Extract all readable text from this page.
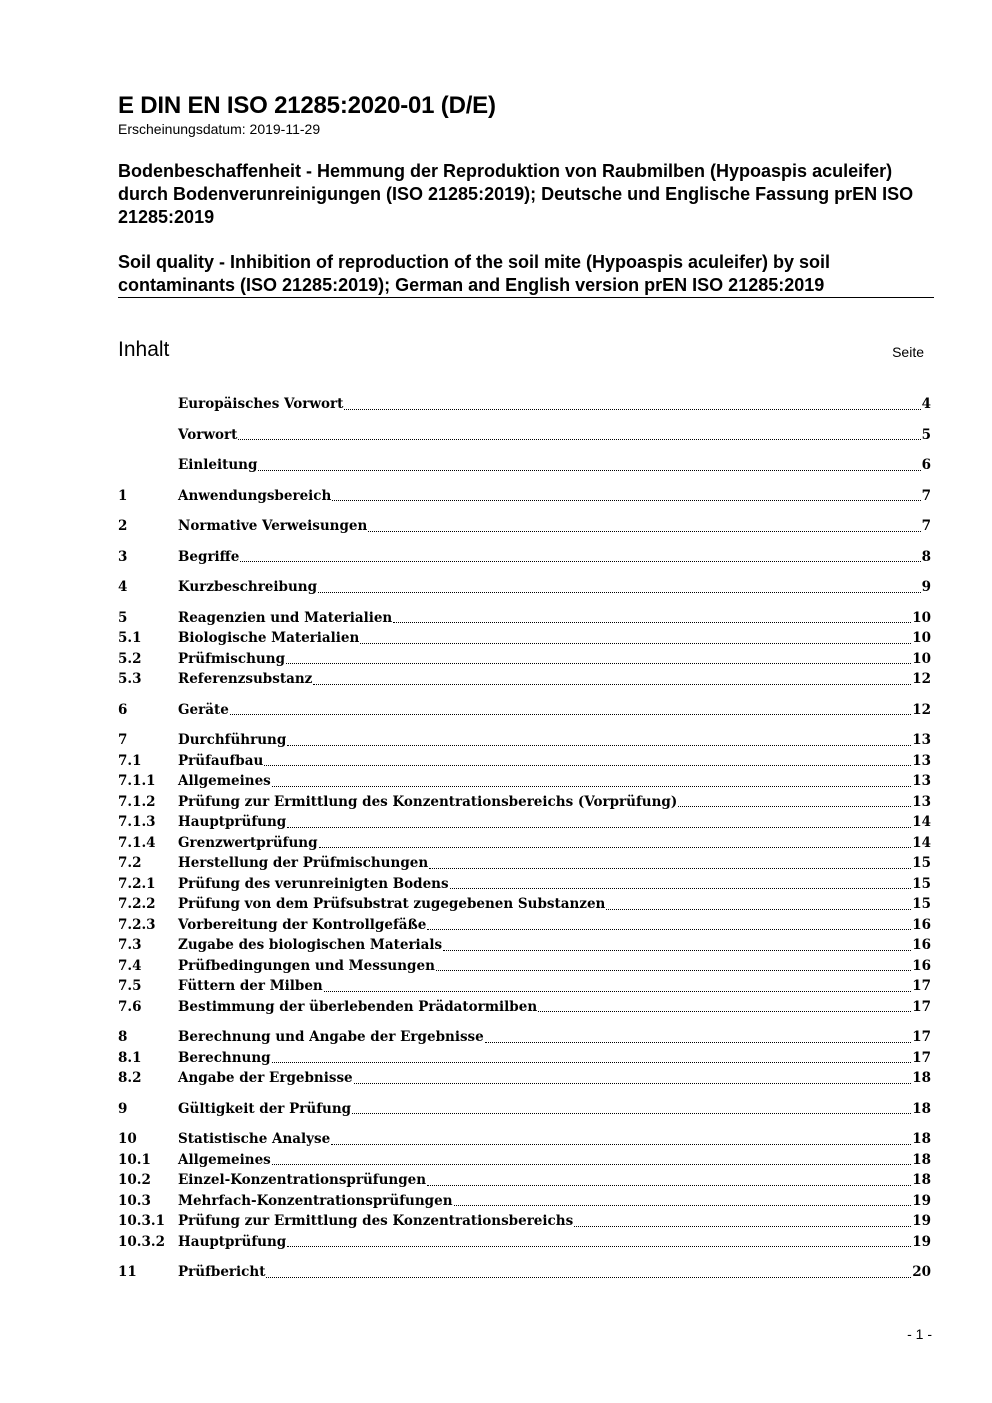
E DIN EN ISO 21285:2020-01 (D/E)
Erscheinungsdatum: 2019-11-29
Bodenbeschaffenheit - Hemmung der Reproduktion von Raubmilben (Hypoaspis aculeifer) durch Bodenverunreinigungen (ISO 21285:2019); Deutsche und Englische Fassung prEN ISO 21285:2019
Soil quality - Inhibition of reproduction of the soil mite (Hypoaspis aculeifer) by soil contaminants (ISO 21285:2019); German and English version prEN ISO 21285:2019
Inhalt	Seite
Europäisches Vorwort	4
Vorwort	5
Einleitung	6
1	Anwendungsbereich	7
2	Normative Verweisungen	7
3	Begriffe	8
4	Kurzbeschreibung	9
5	Reagenzien und Materialien	10
5.1	Biologische Materialien	10
5.2	Prüfmischung	10
5.3	Referenzsubstanz	12
6	Geräte	12
7	Durchführung	13
7.1	Prüfaufbau	13
7.1.1	Allgemeines	13
7.1.2	Prüfung zur Ermittlung des Konzentrationsbereichs (Vorprüfung)	13
7.1.3	Hauptprüfung	14
7.1.4	Grenzwertprüfung	14
7.2	Herstellung der Prüfmischungen	15
7.2.1	Prüfung des verunreinigten Bodens	15
7.2.2	Prüfung von dem Prüfsubstrat zugegebenen Substanzen	15
7.2.3	Vorbereitung der Kontrollgefäße	16
7.3	Zugabe des biologischen Materials	16
7.4	Prüfbedingungen und Messungen	16
7.5	Füttern der Milben	17
7.6	Bestimmung der überlebenden Prädatormilben	17
8	Berechnung und Angabe der Ergebnisse	17
8.1	Berechnung	17
8.2	Angabe der Ergebnisse	18
9	Gültigkeit der Prüfung	18
10	Statistische Analyse	18
10.1	Allgemeines	18
10.2	Einzel-Konzentrationsprüfungen	18
10.3	Mehrfach-Konzentrationsprüfungen	19
10.3.1 Prüfung zur Ermittlung des Konzentrationsbereichs	19
10.3.2 Hauptprüfung	19
11	Prüfbericht	20
- 1 -
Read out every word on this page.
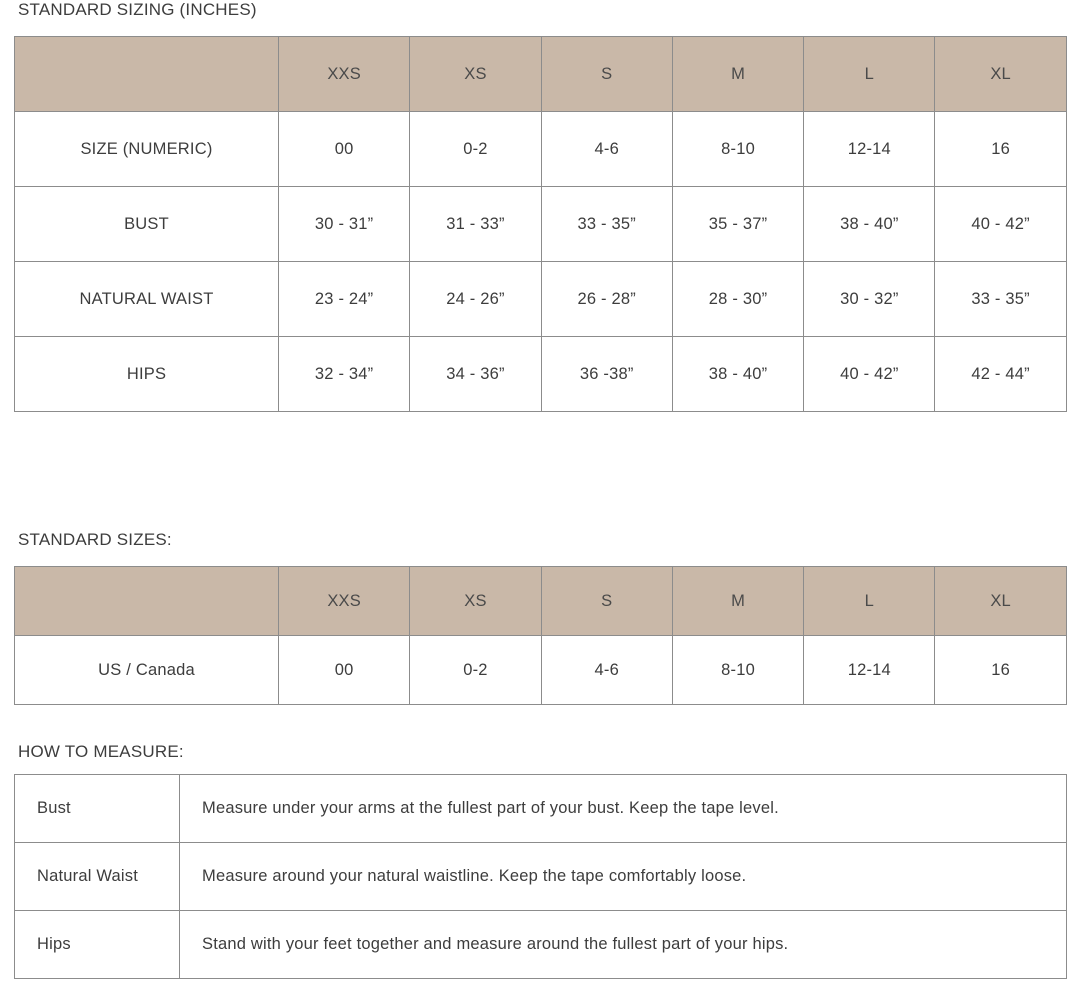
STANDARD SIZING (INCHES)
	XXS	XS	S	M	L	XL
SIZE (NUMERIC)	00	0-2	4-6	8-10	12-14	16
BUST	30 - 31”	31 - 33”	33 - 35”	35 - 37”	38 - 40”	40 - 42”
NATURAL WAIST	23 - 24”	24 - 26”	26 - 28”	28 - 30”	30 - 32”	33 - 35”
HIPS	32 - 34”	34 - 36”	36 -38”	38 - 40”	40 - 42”	42 - 44”
STANDARD SIZES:
	XXS	XS	S	M	L	XL
US / Canada	00	0-2	4-6	8-10	12-14	16
HOW TO MEASURE:
Bust	Measure under your arms at the fullest part of your bust. Keep the tape level.
Natural Waist	Measure around your natural waistline. Keep the tape comfortably loose.
Hips	Stand with your feet together and measure around the fullest part of your hips.
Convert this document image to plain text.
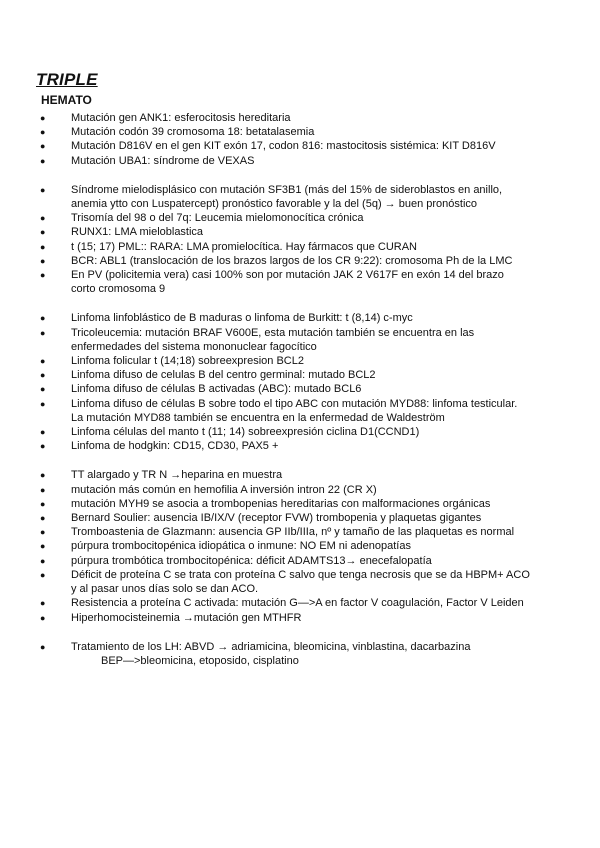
TRIPLE
HEMATO
● Mutación gen ANK1: esferocitosis hereditaria
● Mutación codón 39 cromosoma 18: betatalasemia
● Mutación D816V en el gen KIT exón 17, codon 816: mastocitosis sistémica: KIT D816V
● Mutación UBA1: síndrome de VEXAS
● Síndrome mielodisplásico con mutación SF3B1 (más del 15% de sideroblastos en anillo, anemia ytto con Luspatercept) pronóstico favorable y la del (5q) → buen pronóstico
● Trisomía del 98 o del 7q: Leucemia mielomonocítica crónica
● RUNX1: LMA mieloblastica
● t (15; 17) PML:: RARA: LMA promielocítica. Hay fármacos que CURAN
● BCR: ABL1 (translocación de los brazos largos de los CR 9:22): cromosoma Ph de la LMC
● En PV (policitemia vera) casi 100% son por mutación JAK 2 V617F en exón 14 del brazo corto cromosoma 9
● Linfoma linfoblástico de B maduras o linfoma de Burkitt: t (8,14) c-myc
● Tricoleucemia: mutación BRAF V600E, esta mutación también se encuentra en las enfermedades del sistema mononuclear fagocítico
● Linfoma folicular t (14;18) sobreexpresion BCL2
● Linfoma difuso de celulas B del centro germinal: mutado BCL2
● Linfoma difuso de células B activadas (ABC): mutado BCL6
● Linfoma difuso de células B sobre todo el tipo ABC con mutación MYD88: linfoma testicular. La mutación MYD88 también se encuentra en la enfermedad de Waldeström
● Linfoma células del manto t (11; 14) sobreexpresión ciclina D1(CCND1)
● Linfoma de hodgkin: CD15, CD30, PAX5 +
● TT alargado y TR N →heparina en muestra
● mutación más común en hemofilia A inversión intron 22 (CR X)
● mutación MYH9 se asocia a trombopenias hereditarias con malformaciones orgánicas
● Bernard Soulier: ausencia IB/IX/V (receptor FVW) trombopenia y plaquetas gigantes
● Tromboastenia de Glazmann: ausencia GP IIb/IIIa, nº y tamaño de las plaquetas es normal
● púrpura trombocitopénica idiopática o inmune: NO EM ni adenopatías
● púrpura trombótica trombocitopénica: déficit ADAMTS13→ enecefalopatía
● Déficit de proteína C se trata con proteína C salvo que tenga necrosis que se da HBPM+ ACO y al pasar unos días solo se dan ACO.
● Resistencia a proteína C activada: mutación G—>A en factor V coagulación, Factor V Leiden
● Hiperhomocisteinemia →mutación gen MTHFR
● Tratamiento de los LH: ABVD → adriamicina, bleomicina, vinblastina, dacarbazina
BEP—>bleomicina, etoposido, cisplatino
....
WORK REQUIRED: Search the records for the word "tape", then list every line that has it.

REPLY TO THE EXERCISE:
Bust	Measure under your arms at the fullest part of your bust. Keep the tape level.
Natural Waist	Measure around your natural waistline. Keep the tape comfortably loose.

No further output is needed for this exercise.